Extracted data entries:
** start **

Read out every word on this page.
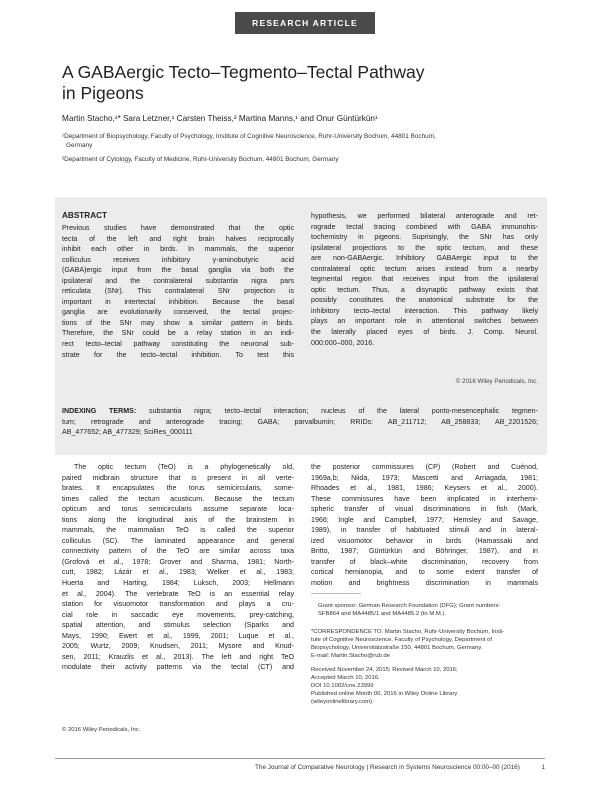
RESEARCH ARTICLE
A GABAergic Tecto–Tegmento–Tectal Pathway
in Pigeons
Martin Stacho,¹* Sara Letzner,¹ Carsten Theiss,² Martina Manns,¹ and Onur Güntürkün¹
¹Department of Biopsychology, Faculty of Psychology, Institute of Cognitive Neuroscience, Ruhr-University Bochum, 44801 Bochum,
Germany
²Department of Cytology, Faculty of Medicine, Ruhr-University Bochum, 44801 Bochum, Germany
ABSTRACT
Previous studies have demonstrated that the optic
tecta of the left and right brain halves reciprocally
inhibit each other in birds. In mammals, the superior
colliculus receives inhibitory γ-aminobutyric acid
(GABA)ergic input from the basal ganglia via both the
ipsilateral and the contralateral substantia nigra pars
reticulata (SNr). This contralateral SNr projection is
important in intertectal inhibition. Because the basal
ganglia are evolutionarily conserved, the tectal projec-
tions of the SNr may show a similar pattern in birds.
Therefore, the SNr could be a relay station in an indi-
rect tecto–tectal pathway constituting the neuronal sub-
strate for the tecto–tectal inhibition. To test this
hypothesis, we performed bilateral anterograde and ret-
rograde tectal tracing combined with GABA immunohis-
tochemistry in pigeons. Suprisingly, the SNr has only
ipsilateral projections to the optic tectum, and these
are non-GABAergic. Inhibitory GABAergic input to the
contralateral optic tectum arises instead from a nearby
tegmental region that receives input from the ipsilateral
optic tectum. Thus, a disynaptic pathway exists that
possibly constitutes the anatomical substrate for the
inhibitory tecto–tectal interaction. This pathway likely
plays an important role in attentional switches between
the laterally placed eyes of birds. J. Comp. Neurol.
000:000–000, 2016.
© 2016 Wiley Periodicals, Inc.
INDEXING TERMS: substantia nigra; tecto–tectal interaction; nucleus of the lateral ponto-mesencephalic tegmen-
tum; retrograde and anterograde tracing; GABA; parvalbumin; RRIDs: AB_211712; AB_258833; AB_2201526;
AB_477652; AB_477329; SciRes_000111
The optic tectum (TeO) is a phylogenetically old,
paired midbrain structure that is present in all verte-
brates. It encapsulates the torus semicircularis, some-
times called the tectum acusticum. Because the tectum
opticum and torus semicircularis assume separate loca-
tions along the longitudinal axis of the brainstem in
mammals, the mammalian TeO is called the superior
colliculus (SC). The laminated appearance and general
connectivity pattern of the TeO are similar across taxa
(Grofová et al., 1978; Grover and Sharma, 1981; North-
cutt, 1982; Lázár et al., 1983; Welker et al., 1983;
Huerta and Harting, 1984; Luksch, 2003; Hellmann
et al., 2004). The vertebrate TeO is an essential relay
station for visuomotor transformation and plays a cru-
cial role in saccadic eye movements, prey-catching,
spatial attention, and stimulus selection (Sparks and
Mays, 1990; Ewert et al., 1999, 2001; Luque et al.,
2005; Wurtz, 2009; Knudsen, 2011; Mysore and Knud-
sen, 2011; Krauzlis et al., 2013). The left and right TeO
modulate their activity patterns via the tectal (CT) and
the posterior commissures (CP) (Robert and Cuénod,
1969a,b; Niida, 1973; Mascetti and Arriagada, 1981;
Rhoades et al., 1981, 1986; Keysers et al., 2000).
These commissures have been implicated in interhemi-
spheric transfer of visual discriminations in fish (Mark,
1966; Ingle and Campbell, 1977; Hemsley and Savage,
1989), in transfer of habituated stimuli and in lateral-
ized visuomotor behavior in birds (Hamassaki and
Britto, 1987; Güntürkün and Böhringer, 1987), and in
transfer of black–white discrimination, recovery from
cortical hemianopia, and to some extent transfer of
motion and brightness discrimination in mammals
© 2016 Wiley Periodicals, Inc.
Grant sponsor: German Research Foundation (DFG); Grant numbers:
SFB864 and MA4485/1 and MA4485.2 (to M.M.).
*CORRESPONDENCE TO: Martin Stacho, Ruhr-University Bochum, Insti-
tute of Cognitive Neuroscience, Faculty of Psychology, Department of
Biopsychology, Universitätsstraße 150, 44801 Bochum, Germany.
E-mail: Martin.Stacho@rub.de
Received November 24, 2015; Revised March 10, 2016;
Accepted March 10, 2016.
DOI 10.1002/cne.23999
Published online Month 00, 2016 in Wiley Online Library
(wileyonlinelibrary.com).
The Journal of Comparative Neurology | Research in Systems Neuroscience 00:00–00 (2016)	1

** end **

What is being asked:
Quote the records above exactly, leaving out any pictures.

Output:
Read out every word on this page.
RESEARCH ARTICLE
A GABAergic Tecto–Tegmento–Tectal Pathway
in Pigeons
Martin Stacho,¹* Sara Letzner,¹ Carsten Theiss,² Martina Manns,¹ and Onur Güntürkün¹
¹Department of Biopsychology, Faculty of Psychology, Institute of Cognitive Neuroscience, Ruhr-University Bochum, 44801 Bochum,
Germany
²Department of Cytology, Faculty of Medicine, Ruhr-University Bochum, 44801 Bochum, Germany
ABSTRACT
Previous studies have demonstrated that the optic
tecta of the left and right brain halves reciprocally
inhibit each other in birds. In mammals, the superior
colliculus receives inhibitory γ-aminobutyric acid
(GABA)ergic input from the basal ganglia via both the
ipsilateral and the contralateral substantia nigra pars
reticulata (SNr). This contralateral SNr projection is
important in intertectal inhibition. Because the basal
ganglia are evolutionarily conserved, the tectal projec-
tions of the SNr may show a similar pattern in birds.
Therefore, the SNr could be a relay station in an indi-
rect tecto–tectal pathway constituting the neuronal sub-
strate for the tecto–tectal inhibition. To test this
hypothesis, we performed bilateral anterograde and ret-
rograde tectal tracing combined with GABA immunohis-
tochemistry in pigeons. Suprisingly, the SNr has only
ipsilateral projections to the optic tectum, and these
are non-GABAergic. Inhibitory GABAergic input to the
contralateral optic tectum arises instead from a nearby
tegmental region that receives input from the ipsilateral
optic tectum. Thus, a disynaptic pathway exists that
possibly constitutes the anatomical substrate for the
inhibitory tecto–tectal interaction. This pathway likely
plays an important role in attentional switches between
the laterally placed eyes of birds. J. Comp. Neurol.
000:000–000, 2016.
© 2016 Wiley Periodicals, Inc.
INDEXING TERMS: substantia nigra; tecto–tectal interaction; nucleus of the lateral ponto-mesencephalic tegmen-
tum; retrograde and anterograde tracing; GABA; parvalbumin; RRIDs: AB_211712; AB_258833; AB_2201526;
AB_477652; AB_477329; SciRes_000111
The optic tectum (TeO) is a phylogenetically old,
paired midbrain structure that is present in all verte-
brates. It encapsulates the torus semicircularis, some-
times called the tectum acusticum. Because the tectum
opticum and torus semicircularis assume separate loca-
tions along the longitudinal axis of the brainstem in
mammals, the mammalian TeO is called the superior
colliculus (SC). The laminated appearance and general
connectivity pattern of the TeO are similar across taxa
(Grofová et al., 1978; Grover and Sharma, 1981; North-
cutt, 1982; Lázár et al., 1983; Welker et al., 1983;
Huerta and Harting, 1984; Luksch, 2003; Hellmann
et al., 2004). The vertebrate TeO is an essential relay
station for visuomotor transformation and plays a cru-
cial role in saccadic eye movements, prey-catching,
spatial attention, and stimulus selection (Sparks and
Mays, 1990; Ewert et al., 1999, 2001; Luque et al.,
2005; Wurtz, 2009; Knudsen, 2011; Mysore and Knud-
sen, 2011; Krauzlis et al., 2013). The left and right TeO
modulate their activity patterns via the tectal (CT) and
the posterior commissures (CP) (Robert and Cuénod,
1969a,b; Niida, 1973; Mascetti and Arriagada, 1981;
Rhoades et al., 1981, 1986; Keysers et al., 2000).
These commissures have been implicated in interhemi-
spheric transfer of visual discriminations in fish (Mark,
1966; Ingle and Campbell, 1977; Hemsley and Savage,
1989), in transfer of habituated stimuli and in lateral-
ized visuomotor behavior in birds (Hamassaki and
Britto, 1987; Güntürkün and Böhringer, 1987), and in
transfer of black–white discrimination, recovery from
cortical hemianopia, and to some extent transfer of
motion and brightness discrimination in mammals
© 2016 Wiley Periodicals, Inc.
Grant sponsor: German Research Foundation (DFG); Grant numbers:
SFB864 and MA4485/1 and MA4485.2 (to M.M.).
*CORRESPONDENCE TO: Martin Stacho, Ruhr-University Bochum, Insti-
tute of Cognitive Neuroscience, Faculty of Psychology, Department of
Biopsychology, Universitätsstraße 150, 44801 Bochum, Germany.
E-mail: Martin.Stacho@rub.de
Received November 24, 2015; Revised March 10, 2016;
Accepted March 10, 2016.
DOI 10.1002/cne.23999
Published online Month 00, 2016 in Wiley Online Library
(wileyonlinelibrary.com).
The Journal of Comparative Neurology | Research in Systems Neuroscience 00:00–00 (2016)	1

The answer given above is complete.